:: Task brief ::
Tally the lines holding the string "Zimmerman" and reply with that number alone.

Data entries:
◇ ◇ ◇ ◇ ◇

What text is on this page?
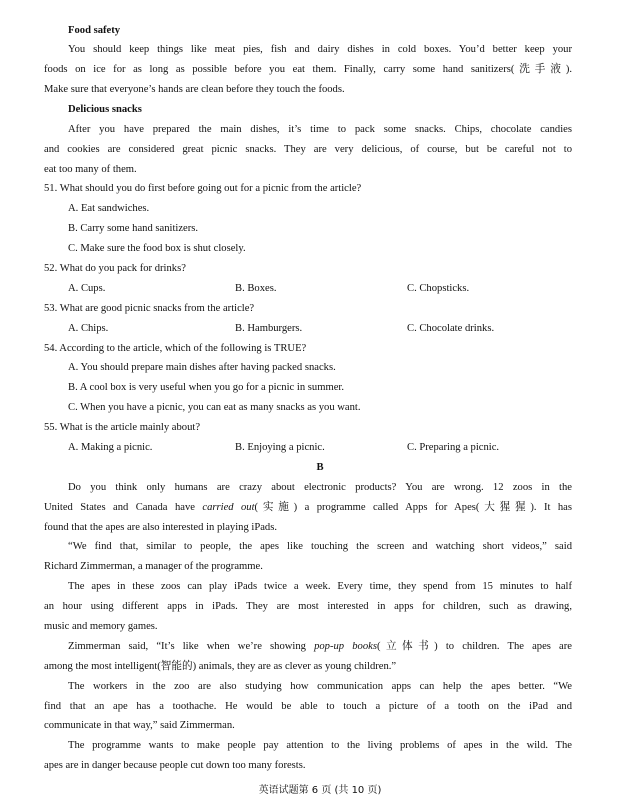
Food safety
You should keep things like meat pies, fish and dairy dishes in cold boxes. You’d better keep your
foods on ice for as long as possible before you eat them. Finally, carry some hand sanitizers(洗手液).
Make sure that everyone’s hands are clean before they touch the foods.
Delicious snacks
After you have prepared the main dishes, it’s time to pack some snacks. Chips, chocolate candies
and cookies are considered great picnic snacks. They are very delicious, of course, but be careful not to
eat too many of them.
51. What should you do first before going out for a picnic from the article?
A. Eat sandwiches.
B. Carry some hand sanitizers.
C. Make sure the food box is shut closely.
52. What do you pack for drinks?
A. Cups.	B. Boxes.	C. Chopsticks.
53. What are good picnic snacks from the article?
A. Chips.	B. Hamburgers.	C. Chocolate drinks.
54. According to the article, which of the following is TRUE?
A. You should prepare main dishes after having packed snacks.
B. A cool box is very useful when you go for a picnic in summer.
C. When you have a picnic, you can eat as many snacks as you want.
55. What is the article mainly about?
A. Making a picnic.	B. Enjoying a picnic.	C. Preparing a picnic.
B
Do you think only humans are crazy about electronic products? You are wrong. 12 zoos in the
United States and Canada have carried out(实施) a programme called Apps for Apes(大猩猩). It has
found that the apes are also interested in playing iPads.
“We find that, similar to people, the apes like touching the screen and watching short videos,” said
Richard Zimmerman, a manager of the programme.
The apes in these zoos can play iPads twice a week. Every time, they spend from 15 minutes to half
an hour using different apps in iPads. They are most interested in apps for children, such as drawing,
music and memory games.
Zimmerman said, “It’s like when we’re showing pop-up books(立体书) to children. The apes are
among the most intelligent(智能的) animals, they are as clever as young children.”
The workers in the zoo are also studying how communication apps can help the apes better. “We
find that an ape has a toothache. He would be able to touch a picture of a tooth on the iPad and
communicate in that way,” said Zimmerman.
The programme wants to make people pay attention to the living problems of apes in the wild. The
apes are in danger because people cut down too many forests.
英语试题第 6 页 (共 10 页)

◇ ◇ ◇ ◇ ◇

:: Written response ::
3